(Transcript entries for document pages)
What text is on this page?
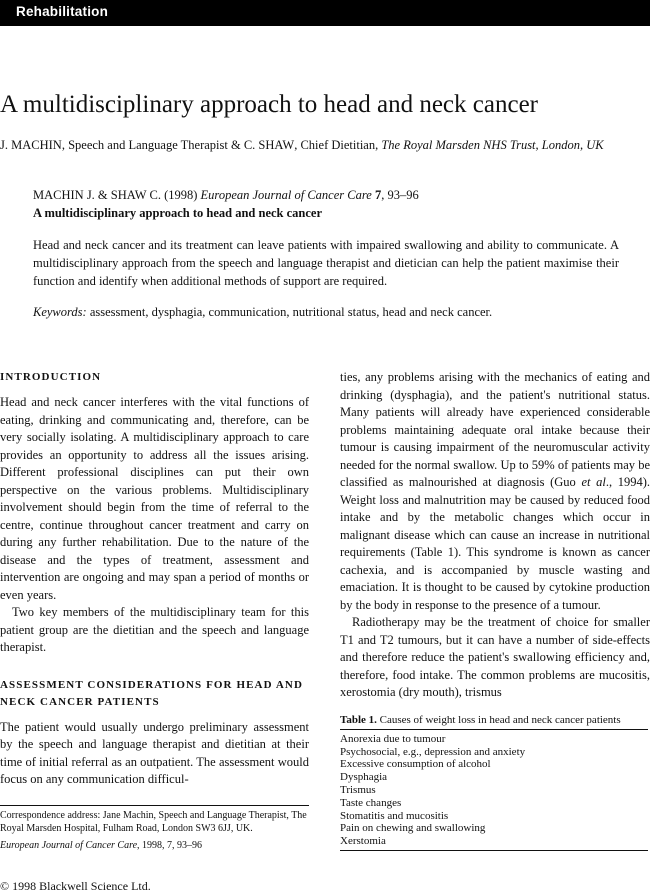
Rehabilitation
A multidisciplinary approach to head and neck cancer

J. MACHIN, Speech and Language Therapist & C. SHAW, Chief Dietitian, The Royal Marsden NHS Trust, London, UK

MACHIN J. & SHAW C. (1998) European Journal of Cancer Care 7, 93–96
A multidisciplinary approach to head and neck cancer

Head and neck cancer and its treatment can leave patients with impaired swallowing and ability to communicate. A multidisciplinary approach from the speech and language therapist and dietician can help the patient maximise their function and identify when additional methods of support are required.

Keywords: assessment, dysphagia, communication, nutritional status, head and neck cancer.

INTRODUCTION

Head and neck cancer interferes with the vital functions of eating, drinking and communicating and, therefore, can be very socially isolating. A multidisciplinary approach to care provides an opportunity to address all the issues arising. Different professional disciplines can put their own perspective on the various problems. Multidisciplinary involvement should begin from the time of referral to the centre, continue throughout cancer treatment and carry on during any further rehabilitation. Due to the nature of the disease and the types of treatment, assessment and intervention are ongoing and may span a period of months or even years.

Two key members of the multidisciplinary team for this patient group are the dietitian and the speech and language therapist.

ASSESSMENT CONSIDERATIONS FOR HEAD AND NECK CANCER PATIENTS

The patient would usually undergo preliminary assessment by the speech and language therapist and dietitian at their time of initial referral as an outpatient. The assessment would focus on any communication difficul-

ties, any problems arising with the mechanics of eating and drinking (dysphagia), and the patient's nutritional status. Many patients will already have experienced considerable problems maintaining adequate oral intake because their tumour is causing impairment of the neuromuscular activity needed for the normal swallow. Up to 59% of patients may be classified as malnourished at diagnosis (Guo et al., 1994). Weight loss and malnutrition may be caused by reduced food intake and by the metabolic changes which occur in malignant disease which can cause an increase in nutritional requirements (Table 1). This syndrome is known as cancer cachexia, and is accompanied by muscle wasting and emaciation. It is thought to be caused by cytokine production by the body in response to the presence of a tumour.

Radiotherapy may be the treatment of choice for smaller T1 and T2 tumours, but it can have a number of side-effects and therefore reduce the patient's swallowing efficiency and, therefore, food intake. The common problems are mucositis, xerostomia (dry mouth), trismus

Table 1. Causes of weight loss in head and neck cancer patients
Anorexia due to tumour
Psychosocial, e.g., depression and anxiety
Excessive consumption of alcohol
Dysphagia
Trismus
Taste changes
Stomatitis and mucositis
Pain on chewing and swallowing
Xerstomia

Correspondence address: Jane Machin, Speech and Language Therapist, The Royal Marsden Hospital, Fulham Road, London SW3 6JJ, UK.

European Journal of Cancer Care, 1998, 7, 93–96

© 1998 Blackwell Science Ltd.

...

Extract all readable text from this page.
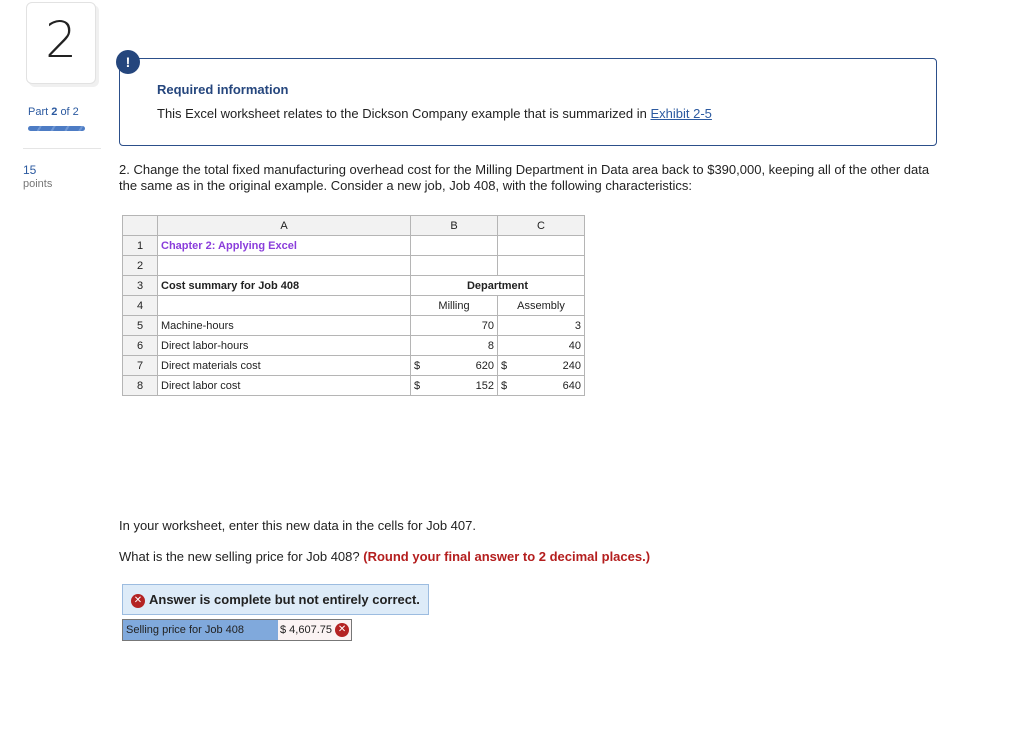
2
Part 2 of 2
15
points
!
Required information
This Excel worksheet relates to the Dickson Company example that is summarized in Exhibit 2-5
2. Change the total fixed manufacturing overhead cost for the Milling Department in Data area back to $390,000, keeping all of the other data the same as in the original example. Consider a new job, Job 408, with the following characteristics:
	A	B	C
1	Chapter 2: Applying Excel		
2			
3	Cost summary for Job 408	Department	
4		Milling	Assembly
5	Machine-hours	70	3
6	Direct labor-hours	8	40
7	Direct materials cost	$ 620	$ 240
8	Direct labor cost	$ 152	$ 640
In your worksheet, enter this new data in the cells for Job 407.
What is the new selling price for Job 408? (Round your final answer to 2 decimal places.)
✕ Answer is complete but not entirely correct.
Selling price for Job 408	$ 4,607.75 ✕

■ TASK TO COMPLETE
Wherever a line in the records contains the word "Direct", copy that line.

■ ANSWER SECTION
6	Direct labor-hours	8	40
7	Direct materials cost	$ 620	$ 240
8	Direct labor cost	$ 152	$ 640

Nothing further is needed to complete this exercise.